▼

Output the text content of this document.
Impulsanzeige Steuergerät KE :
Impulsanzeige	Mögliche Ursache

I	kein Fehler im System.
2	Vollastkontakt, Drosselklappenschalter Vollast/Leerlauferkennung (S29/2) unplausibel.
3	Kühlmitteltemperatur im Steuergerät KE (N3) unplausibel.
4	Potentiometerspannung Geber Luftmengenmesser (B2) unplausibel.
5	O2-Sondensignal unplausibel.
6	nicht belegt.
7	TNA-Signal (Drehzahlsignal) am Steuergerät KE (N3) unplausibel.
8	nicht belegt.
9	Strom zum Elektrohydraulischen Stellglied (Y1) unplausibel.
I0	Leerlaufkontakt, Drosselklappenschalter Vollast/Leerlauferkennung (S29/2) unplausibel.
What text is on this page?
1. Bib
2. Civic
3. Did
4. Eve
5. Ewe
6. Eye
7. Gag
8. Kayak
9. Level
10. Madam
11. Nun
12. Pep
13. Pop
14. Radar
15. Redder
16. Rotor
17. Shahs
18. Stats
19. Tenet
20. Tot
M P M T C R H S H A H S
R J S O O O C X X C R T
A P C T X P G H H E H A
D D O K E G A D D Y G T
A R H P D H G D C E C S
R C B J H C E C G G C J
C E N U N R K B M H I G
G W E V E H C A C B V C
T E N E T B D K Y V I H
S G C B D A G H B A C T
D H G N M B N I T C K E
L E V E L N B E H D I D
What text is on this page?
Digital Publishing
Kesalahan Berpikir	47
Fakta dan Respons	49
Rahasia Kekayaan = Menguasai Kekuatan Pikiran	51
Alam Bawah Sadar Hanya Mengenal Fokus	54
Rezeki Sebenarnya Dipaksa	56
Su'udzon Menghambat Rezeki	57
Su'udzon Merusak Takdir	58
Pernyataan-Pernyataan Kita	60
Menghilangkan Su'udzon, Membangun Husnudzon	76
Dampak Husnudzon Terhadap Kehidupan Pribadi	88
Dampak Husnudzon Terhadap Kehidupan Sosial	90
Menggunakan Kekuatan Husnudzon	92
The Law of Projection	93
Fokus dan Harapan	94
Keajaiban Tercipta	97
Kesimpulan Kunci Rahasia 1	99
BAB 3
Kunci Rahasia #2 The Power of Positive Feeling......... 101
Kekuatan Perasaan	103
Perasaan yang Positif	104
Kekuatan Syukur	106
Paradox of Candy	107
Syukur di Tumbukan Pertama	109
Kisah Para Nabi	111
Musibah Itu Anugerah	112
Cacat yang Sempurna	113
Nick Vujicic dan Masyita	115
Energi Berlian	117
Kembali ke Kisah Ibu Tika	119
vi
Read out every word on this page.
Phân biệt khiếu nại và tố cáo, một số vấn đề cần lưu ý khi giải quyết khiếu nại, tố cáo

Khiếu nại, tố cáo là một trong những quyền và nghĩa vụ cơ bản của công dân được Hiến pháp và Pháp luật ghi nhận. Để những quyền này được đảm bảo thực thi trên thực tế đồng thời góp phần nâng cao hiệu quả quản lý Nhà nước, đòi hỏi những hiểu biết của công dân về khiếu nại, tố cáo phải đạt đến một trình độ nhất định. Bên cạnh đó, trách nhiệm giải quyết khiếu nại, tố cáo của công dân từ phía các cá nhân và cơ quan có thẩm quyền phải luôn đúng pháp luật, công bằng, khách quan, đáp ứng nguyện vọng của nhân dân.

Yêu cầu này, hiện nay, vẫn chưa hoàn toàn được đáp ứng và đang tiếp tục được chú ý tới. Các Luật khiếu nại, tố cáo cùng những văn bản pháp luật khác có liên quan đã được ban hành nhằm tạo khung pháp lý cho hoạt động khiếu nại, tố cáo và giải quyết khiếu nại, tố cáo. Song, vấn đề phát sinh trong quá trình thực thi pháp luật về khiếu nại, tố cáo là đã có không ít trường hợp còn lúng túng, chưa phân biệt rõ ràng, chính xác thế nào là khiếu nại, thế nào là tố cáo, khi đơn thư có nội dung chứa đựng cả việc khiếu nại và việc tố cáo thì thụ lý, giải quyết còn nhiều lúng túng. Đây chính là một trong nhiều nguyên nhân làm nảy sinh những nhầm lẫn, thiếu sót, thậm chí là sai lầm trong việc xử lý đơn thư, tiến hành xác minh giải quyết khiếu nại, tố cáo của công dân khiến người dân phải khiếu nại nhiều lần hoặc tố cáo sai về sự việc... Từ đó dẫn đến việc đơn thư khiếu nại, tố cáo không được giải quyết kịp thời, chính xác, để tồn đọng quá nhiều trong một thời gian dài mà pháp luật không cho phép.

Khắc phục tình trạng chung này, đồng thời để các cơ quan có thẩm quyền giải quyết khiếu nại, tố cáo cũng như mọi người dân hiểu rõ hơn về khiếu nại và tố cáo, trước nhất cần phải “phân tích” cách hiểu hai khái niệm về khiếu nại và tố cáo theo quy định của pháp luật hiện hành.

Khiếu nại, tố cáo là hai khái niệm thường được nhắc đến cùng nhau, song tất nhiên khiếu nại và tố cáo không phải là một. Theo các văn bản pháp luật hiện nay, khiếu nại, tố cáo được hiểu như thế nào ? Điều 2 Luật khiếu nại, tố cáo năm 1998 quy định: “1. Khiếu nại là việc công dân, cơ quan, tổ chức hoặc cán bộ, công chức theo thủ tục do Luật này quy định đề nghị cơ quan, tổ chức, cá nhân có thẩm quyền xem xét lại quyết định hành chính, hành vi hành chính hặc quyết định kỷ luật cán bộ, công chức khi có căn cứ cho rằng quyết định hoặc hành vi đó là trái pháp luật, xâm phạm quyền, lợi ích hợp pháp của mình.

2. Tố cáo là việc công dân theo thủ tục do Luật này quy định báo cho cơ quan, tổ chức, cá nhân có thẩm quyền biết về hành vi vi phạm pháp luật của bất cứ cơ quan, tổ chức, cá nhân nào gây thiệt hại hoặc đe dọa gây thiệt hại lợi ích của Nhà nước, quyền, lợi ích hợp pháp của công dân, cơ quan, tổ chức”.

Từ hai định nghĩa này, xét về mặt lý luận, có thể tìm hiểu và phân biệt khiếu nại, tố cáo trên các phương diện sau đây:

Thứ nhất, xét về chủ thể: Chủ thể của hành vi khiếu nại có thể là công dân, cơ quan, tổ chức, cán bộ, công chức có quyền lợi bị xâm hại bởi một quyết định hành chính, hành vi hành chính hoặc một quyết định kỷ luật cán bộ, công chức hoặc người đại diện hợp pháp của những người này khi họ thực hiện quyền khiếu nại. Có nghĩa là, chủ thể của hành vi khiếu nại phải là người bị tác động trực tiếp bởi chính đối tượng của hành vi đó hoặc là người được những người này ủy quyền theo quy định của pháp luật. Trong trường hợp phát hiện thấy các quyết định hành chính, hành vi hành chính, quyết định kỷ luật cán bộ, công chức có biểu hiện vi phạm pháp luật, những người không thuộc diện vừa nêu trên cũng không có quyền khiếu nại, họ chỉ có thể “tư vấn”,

▲

- Short problem -
Quote all the records exactly, please, leaving none out.

- Exercise solution -
Output the text content of this document.
Impulsanzeige Steuergerät KE :
Impulsanzeige	Mögliche Ursache

I	kein Fehler im System.
2	Vollastkontakt, Drosselklappenschalter Vollast/Leerlauferkennung (S29/2) unplausibel.
3	Kühlmitteltemperatur im Steuergerät KE (N3) unplausibel.
4	Potentiometerspannung Geber Luftmengenmesser (B2) unplausibel.
5	O2-Sondensignal unplausibel.
6	nicht belegt.
7	TNA-Signal (Drehzahlsignal) am Steuergerät KE (N3) unplausibel.
8	nicht belegt.
9	Strom zum Elektrohydraulischen Stellglied (Y1) unplausibel.
I0	Leerlaufkontakt, Drosselklappenschalter Vollast/Leerlauferkennung (S29/2) unplausibel.
What text is on this page?
1. Bib
2. Civic
3. Did
4. Eve
5. Ewe
6. Eye
7. Gag
8. Kayak
9. Level
10. Madam
11. Nun
12. Pep
13. Pop
14. Radar
15. Redder
16. Rotor
17. Shahs
18. Stats
19. Tenet
20. Tot
M P M T C R H S H A H S
R J S O O O C X X C R T
A P C T X P G H H E H A
D D O K E G A D D Y G T
A R H P D H G D C E C S
R C B J H C E C G G C J
C E N U N R K B M H I G
G W E V E H C A C B V C
T E N E T B D K Y V I H
S G C B D A G H B A C T
D H G N M B N I T C K E
L E V E L N B E H D I D
What text is on this page?
Digital Publishing
Kesalahan Berpikir	47
Fakta dan Respons	49
Rahasia Kekayaan = Menguasai Kekuatan Pikiran	51
Alam Bawah Sadar Hanya Mengenal Fokus	54
Rezeki Sebenarnya Dipaksa	56
Su'udzon Menghambat Rezeki	57
Su'udzon Merusak Takdir	58
Pernyataan-Pernyataan Kita	60
Menghilangkan Su'udzon, Membangun Husnudzon	76
Dampak Husnudzon Terhadap Kehidupan Pribadi	88
Dampak Husnudzon Terhadap Kehidupan Sosial	90
Menggunakan Kekuatan Husnudzon	92
The Law of Projection	93
Fokus dan Harapan	94
Keajaiban Tercipta	97
Kesimpulan Kunci Rahasia 1	99
BAB 3
Kunci Rahasia #2 The Power of Positive Feeling......... 101
Kekuatan Perasaan	103
Perasaan yang Positif	104
Kekuatan Syukur	106
Paradox of Candy	107
Syukur di Tumbukan Pertama	109
Kisah Para Nabi	111
Musibah Itu Anugerah	112
Cacat yang Sempurna	113
Nick Vujicic dan Masyita	115
Energi Berlian	117
Kembali ke Kisah Ibu Tika	119
vi
Read out every word on this page.
Phân biệt khiếu nại và tố cáo, một số vấn đề cần lưu ý khi giải quyết khiếu nại, tố cáo

Khiếu nại, tố cáo là một trong những quyền và nghĩa vụ cơ bản của công dân được Hiến pháp và Pháp luật ghi nhận. Để những quyền này được đảm bảo thực thi trên thực tế đồng thời góp phần nâng cao hiệu quả quản lý Nhà nước, đòi hỏi những hiểu biết của công dân về khiếu nại, tố cáo phải đạt đến một trình độ nhất định. Bên cạnh đó, trách nhiệm giải quyết khiếu nại, tố cáo của công dân từ phía các cá nhân và cơ quan có thẩm quyền phải luôn đúng pháp luật, công bằng, khách quan, đáp ứng nguyện vọng của nhân dân.

Yêu cầu này, hiện nay, vẫn chưa hoàn toàn được đáp ứng và đang tiếp tục được chú ý tới. Các Luật khiếu nại, tố cáo cùng những văn bản pháp luật khác có liên quan đã được ban hành nhằm tạo khung pháp lý cho hoạt động khiếu nại, tố cáo và giải quyết khiếu nại, tố cáo. Song, vấn đề phát sinh trong quá trình thực thi pháp luật về khiếu nại, tố cáo là đã có không ít trường hợp còn lúng túng, chưa phân biệt rõ ràng, chính xác thế nào là khiếu nại, thế nào là tố cáo, khi đơn thư có nội dung chứa đựng cả việc khiếu nại và việc tố cáo thì thụ lý, giải quyết còn nhiều lúng túng. Đây chính là một trong nhiều nguyên nhân làm nảy sinh những nhầm lẫn, thiếu sót, thậm chí là sai lầm trong việc xử lý đơn thư, tiến hành xác minh giải quyết khiếu nại, tố cáo của công dân khiến người dân phải khiếu nại nhiều lần hoặc tố cáo sai về sự việc... Từ đó dẫn đến việc đơn thư khiếu nại, tố cáo không được giải quyết kịp thời, chính xác, để tồn đọng quá nhiều trong một thời gian dài mà pháp luật không cho phép.

Khắc phục tình trạng chung này, đồng thời để các cơ quan có thẩm quyền giải quyết khiếu nại, tố cáo cũng như mọi người dân hiểu rõ hơn về khiếu nại và tố cáo, trước nhất cần phải “phân tích” cách hiểu hai khái niệm về khiếu nại và tố cáo theo quy định của pháp luật hiện hành.

Khiếu nại, tố cáo là hai khái niệm thường được nhắc đến cùng nhau, song tất nhiên khiếu nại và tố cáo không phải là một. Theo các văn bản pháp luật hiện nay, khiếu nại, tố cáo được hiểu như thế nào ? Điều 2 Luật khiếu nại, tố cáo năm 1998 quy định: “1. Khiếu nại là việc công dân, cơ quan, tổ chức hoặc cán bộ, công chức theo thủ tục do Luật này quy định đề nghị cơ quan, tổ chức, cá nhân có thẩm quyền xem xét lại quyết định hành chính, hành vi hành chính hặc quyết định kỷ luật cán bộ, công chức khi có căn cứ cho rằng quyết định hoặc hành vi đó là trái pháp luật, xâm phạm quyền, lợi ích hợp pháp của mình.

2. Tố cáo là việc công dân theo thủ tục do Luật này quy định báo cho cơ quan, tổ chức, cá nhân có thẩm quyền biết về hành vi vi phạm pháp luật của bất cứ cơ quan, tổ chức, cá nhân nào gây thiệt hại hoặc đe dọa gây thiệt hại lợi ích của Nhà nước, quyền, lợi ích hợp pháp của công dân, cơ quan, tổ chức”.

Từ hai định nghĩa này, xét về mặt lý luận, có thể tìm hiểu và phân biệt khiếu nại, tố cáo trên các phương diện sau đây:

Thứ nhất, xét về chủ thể: Chủ thể của hành vi khiếu nại có thể là công dân, cơ quan, tổ chức, cán bộ, công chức có quyền lợi bị xâm hại bởi một quyết định hành chính, hành vi hành chính hoặc một quyết định kỷ luật cán bộ, công chức hoặc người đại diện hợp pháp của những người này khi họ thực hiện quyền khiếu nại. Có nghĩa là, chủ thể của hành vi khiếu nại phải là người bị tác động trực tiếp bởi chính đối tượng của hành vi đó hoặc là người được những người này ủy quyền theo quy định của pháp luật. Trong trường hợp phát hiện thấy các quyết định hành chính, hành vi hành chính, quyết định kỷ luật cán bộ, công chức có biểu hiện vi phạm pháp luật, những người không thuộc diện vừa nêu trên cũng không có quyền khiếu nại, họ chỉ có thể “tư vấn”,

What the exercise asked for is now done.